#### [Problem to solve]
Show each line that has the string "Bounds" in it.

#### [Material provided]
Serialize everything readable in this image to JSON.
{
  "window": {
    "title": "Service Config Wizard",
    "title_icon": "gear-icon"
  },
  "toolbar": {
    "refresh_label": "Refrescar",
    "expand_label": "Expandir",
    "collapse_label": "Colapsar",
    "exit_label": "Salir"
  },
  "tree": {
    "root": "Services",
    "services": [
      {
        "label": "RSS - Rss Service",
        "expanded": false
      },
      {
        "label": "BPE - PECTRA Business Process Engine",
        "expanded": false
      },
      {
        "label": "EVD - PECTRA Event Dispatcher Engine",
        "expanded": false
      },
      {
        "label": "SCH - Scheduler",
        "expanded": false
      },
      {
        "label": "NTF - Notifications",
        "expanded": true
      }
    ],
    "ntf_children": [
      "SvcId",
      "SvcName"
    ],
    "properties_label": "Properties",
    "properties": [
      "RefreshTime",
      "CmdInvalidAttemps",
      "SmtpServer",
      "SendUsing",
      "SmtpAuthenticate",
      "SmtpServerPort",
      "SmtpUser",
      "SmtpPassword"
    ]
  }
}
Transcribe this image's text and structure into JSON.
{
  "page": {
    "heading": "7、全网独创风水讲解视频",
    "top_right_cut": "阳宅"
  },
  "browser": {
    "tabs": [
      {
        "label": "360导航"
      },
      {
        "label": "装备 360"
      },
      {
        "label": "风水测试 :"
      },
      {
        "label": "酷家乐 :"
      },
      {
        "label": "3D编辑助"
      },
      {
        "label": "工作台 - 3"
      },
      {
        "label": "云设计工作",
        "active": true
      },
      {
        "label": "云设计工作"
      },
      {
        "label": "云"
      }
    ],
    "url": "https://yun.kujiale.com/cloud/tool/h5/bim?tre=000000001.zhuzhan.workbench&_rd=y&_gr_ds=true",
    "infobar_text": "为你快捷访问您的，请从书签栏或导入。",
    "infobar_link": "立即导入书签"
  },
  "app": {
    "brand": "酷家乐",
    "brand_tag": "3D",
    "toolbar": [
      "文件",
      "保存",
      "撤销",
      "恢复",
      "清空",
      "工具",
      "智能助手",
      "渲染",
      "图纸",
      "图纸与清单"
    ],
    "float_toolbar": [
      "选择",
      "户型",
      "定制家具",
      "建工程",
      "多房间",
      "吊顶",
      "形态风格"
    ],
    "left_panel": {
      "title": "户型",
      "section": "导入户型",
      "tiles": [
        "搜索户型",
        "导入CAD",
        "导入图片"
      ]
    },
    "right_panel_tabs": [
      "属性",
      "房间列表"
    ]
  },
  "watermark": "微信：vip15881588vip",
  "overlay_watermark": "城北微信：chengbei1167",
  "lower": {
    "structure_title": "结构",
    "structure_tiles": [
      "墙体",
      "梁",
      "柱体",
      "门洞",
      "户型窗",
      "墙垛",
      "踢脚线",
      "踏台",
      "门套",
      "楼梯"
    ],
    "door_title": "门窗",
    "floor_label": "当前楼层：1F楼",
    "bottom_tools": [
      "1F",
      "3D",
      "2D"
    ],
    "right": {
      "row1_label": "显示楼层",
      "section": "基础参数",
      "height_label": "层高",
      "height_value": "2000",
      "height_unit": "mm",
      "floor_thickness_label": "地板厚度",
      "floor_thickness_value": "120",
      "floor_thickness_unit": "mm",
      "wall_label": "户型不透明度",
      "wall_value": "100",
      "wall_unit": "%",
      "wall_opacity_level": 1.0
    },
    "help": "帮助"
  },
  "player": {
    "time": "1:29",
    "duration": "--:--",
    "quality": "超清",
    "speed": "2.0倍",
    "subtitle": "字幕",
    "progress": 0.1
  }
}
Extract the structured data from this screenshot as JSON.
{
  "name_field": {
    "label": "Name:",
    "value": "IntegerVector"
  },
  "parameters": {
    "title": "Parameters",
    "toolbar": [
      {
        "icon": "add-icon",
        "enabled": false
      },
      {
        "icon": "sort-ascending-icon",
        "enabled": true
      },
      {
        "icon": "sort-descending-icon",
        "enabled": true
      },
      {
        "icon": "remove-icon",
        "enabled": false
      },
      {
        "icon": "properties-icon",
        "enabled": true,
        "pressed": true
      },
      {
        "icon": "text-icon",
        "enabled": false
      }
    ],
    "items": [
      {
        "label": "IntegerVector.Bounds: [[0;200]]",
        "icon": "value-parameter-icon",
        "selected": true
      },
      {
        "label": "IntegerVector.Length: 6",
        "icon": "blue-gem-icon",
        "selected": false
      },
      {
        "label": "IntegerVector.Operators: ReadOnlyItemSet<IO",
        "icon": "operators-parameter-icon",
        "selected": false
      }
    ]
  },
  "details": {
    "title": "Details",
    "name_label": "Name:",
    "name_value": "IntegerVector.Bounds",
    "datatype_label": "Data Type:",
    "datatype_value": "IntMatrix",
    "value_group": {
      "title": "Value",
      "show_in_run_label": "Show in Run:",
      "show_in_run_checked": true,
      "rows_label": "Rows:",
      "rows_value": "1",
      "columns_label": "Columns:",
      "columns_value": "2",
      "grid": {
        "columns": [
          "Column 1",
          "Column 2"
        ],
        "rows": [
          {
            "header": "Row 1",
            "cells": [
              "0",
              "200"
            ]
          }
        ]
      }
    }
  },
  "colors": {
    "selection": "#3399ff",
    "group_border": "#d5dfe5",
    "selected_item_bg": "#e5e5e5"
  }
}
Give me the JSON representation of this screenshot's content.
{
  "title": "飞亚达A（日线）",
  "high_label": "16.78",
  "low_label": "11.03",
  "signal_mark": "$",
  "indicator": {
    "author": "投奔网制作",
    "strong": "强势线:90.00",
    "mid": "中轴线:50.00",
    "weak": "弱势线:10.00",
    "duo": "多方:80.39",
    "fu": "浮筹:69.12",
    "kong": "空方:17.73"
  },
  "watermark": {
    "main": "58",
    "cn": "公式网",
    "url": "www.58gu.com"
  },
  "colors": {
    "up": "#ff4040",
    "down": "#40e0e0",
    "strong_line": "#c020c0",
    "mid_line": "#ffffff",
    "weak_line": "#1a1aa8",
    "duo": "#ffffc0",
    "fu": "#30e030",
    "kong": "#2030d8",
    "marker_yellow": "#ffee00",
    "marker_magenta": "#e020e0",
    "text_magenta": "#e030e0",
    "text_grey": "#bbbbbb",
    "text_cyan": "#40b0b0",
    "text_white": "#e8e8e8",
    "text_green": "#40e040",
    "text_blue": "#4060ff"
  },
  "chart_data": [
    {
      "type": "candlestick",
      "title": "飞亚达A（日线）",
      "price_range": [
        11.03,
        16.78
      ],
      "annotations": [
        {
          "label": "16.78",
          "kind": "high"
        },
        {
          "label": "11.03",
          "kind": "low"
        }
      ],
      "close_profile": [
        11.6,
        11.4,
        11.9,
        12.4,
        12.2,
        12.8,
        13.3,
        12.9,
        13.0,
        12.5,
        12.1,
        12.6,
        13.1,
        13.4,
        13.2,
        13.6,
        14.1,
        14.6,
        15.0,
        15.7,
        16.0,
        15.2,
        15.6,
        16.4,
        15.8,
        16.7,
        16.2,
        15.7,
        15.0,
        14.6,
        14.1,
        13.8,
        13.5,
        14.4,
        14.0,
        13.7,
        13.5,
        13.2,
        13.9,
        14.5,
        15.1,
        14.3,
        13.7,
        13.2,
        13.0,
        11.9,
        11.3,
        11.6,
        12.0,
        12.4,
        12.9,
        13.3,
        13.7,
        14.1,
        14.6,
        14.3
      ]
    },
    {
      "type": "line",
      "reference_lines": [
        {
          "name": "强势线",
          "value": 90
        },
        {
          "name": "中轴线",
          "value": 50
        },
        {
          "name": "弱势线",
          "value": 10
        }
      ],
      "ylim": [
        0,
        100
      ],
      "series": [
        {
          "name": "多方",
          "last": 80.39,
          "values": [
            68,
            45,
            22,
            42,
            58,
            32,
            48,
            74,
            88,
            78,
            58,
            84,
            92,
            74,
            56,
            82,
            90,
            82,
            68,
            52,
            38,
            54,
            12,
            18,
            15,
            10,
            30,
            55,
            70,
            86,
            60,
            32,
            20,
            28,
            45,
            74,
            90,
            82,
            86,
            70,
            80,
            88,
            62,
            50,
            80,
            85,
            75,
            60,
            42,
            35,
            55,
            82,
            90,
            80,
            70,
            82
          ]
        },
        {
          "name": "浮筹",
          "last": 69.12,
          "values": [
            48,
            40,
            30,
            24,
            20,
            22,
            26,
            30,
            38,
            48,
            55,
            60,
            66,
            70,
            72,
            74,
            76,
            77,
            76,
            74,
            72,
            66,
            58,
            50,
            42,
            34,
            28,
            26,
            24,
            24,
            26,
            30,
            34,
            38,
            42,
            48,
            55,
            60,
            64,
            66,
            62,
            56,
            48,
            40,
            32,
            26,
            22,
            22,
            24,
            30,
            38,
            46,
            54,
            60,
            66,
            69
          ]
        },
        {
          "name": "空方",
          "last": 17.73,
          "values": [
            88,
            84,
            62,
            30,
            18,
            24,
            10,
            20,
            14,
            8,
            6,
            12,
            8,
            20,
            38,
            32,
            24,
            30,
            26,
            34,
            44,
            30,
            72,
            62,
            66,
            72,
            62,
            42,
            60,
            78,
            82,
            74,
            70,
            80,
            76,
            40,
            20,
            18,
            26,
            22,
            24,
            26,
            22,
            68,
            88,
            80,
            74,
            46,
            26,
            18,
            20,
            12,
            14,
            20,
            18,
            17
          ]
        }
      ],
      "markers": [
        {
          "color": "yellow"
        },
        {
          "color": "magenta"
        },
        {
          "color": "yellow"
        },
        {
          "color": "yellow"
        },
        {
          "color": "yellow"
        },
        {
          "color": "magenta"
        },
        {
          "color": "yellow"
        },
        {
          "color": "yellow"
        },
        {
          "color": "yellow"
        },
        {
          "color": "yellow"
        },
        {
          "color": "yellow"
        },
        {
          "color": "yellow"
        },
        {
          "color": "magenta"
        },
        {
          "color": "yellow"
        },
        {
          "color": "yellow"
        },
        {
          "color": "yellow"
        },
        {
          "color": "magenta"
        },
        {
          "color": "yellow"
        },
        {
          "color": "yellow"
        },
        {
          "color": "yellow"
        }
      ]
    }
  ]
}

#### [Full response]
        "label": "IntegerVector.Bounds: [[0;200]]",
    "name_value": "IntegerVector.Bounds",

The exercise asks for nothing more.